** start Dataset rows **

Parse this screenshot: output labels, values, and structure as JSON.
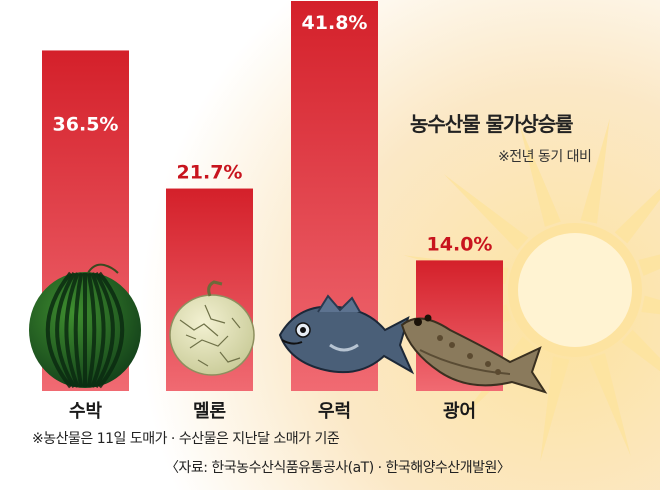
{
  "title": "농수산물 물가상승률",
  "subtitle": "※전년 동기 대비",
  "note": "※농산물은 11일 도매가 · 수산물은 지난달 소매가 기준",
  "source": "〈자료: 한국농수산식품유통공사(aT) · 한국해양수산개발원〉",
  "colors": {
    "bar_top": "#d4202a",
    "bar_bottom": "#f06a72",
    "value_text": "#c8141e",
    "sun": "#fde3a0",
    "background_glow": "#fbe4b8"
  },
  "chart_data": {
    "type": "bar",
    "categories": [
      "수박",
      "멜론",
      "우럭",
      "광어"
    ],
    "values": [
      36.5,
      21.7,
      41.8,
      14.0
    ],
    "value_labels": [
      "36.5%",
      "21.7%",
      "41.8%",
      "14.0%"
    ],
    "ylim": [
      0,
      41.8
    ],
    "grid": false,
    "legend": "none",
    "category_icons": [
      "watermelon-icon",
      "melon-icon",
      "rockfish-icon",
      "flatfish-icon"
    ]
  }
}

** end Dataset rows **

▶ _Goal_: Repeat the records above exactly, leaving out the pictures.

▶ _Answer below_:
Parse this screenshot: output labels, values, and structure as JSON.
{
  "title": "농수산물 물가상승률",
  "subtitle": "※전년 동기 대비",
  "note": "※농산물은 11일 도매가 · 수산물은 지난달 소매가 기준",
  "source": "〈자료: 한국농수산식품유통공사(aT) · 한국해양수산개발원〉",
  "colors": {
    "bar_top": "#d4202a",
    "bar_bottom": "#f06a72",
    "value_text": "#c8141e",
    "sun": "#fde3a0",
    "background_glow": "#fbe4b8"
  },
  "chart_data": {
    "type": "bar",
    "categories": [
      "수박",
      "멜론",
      "우럭",
      "광어"
    ],
    "values": [
      36.5,
      21.7,
      41.8,
      14.0
    ],
    "value_labels": [
      "36.5%",
      "21.7%",
      "41.8%",
      "14.0%"
    ],
    "ylim": [
      0,
      41.8
    ],
    "grid": false,
    "legend": "none",
    "category_icons": [
      "watermelon-icon",
      "melon-icon",
      "rockfish-icon",
      "flatfish-icon"
    ]
  }
}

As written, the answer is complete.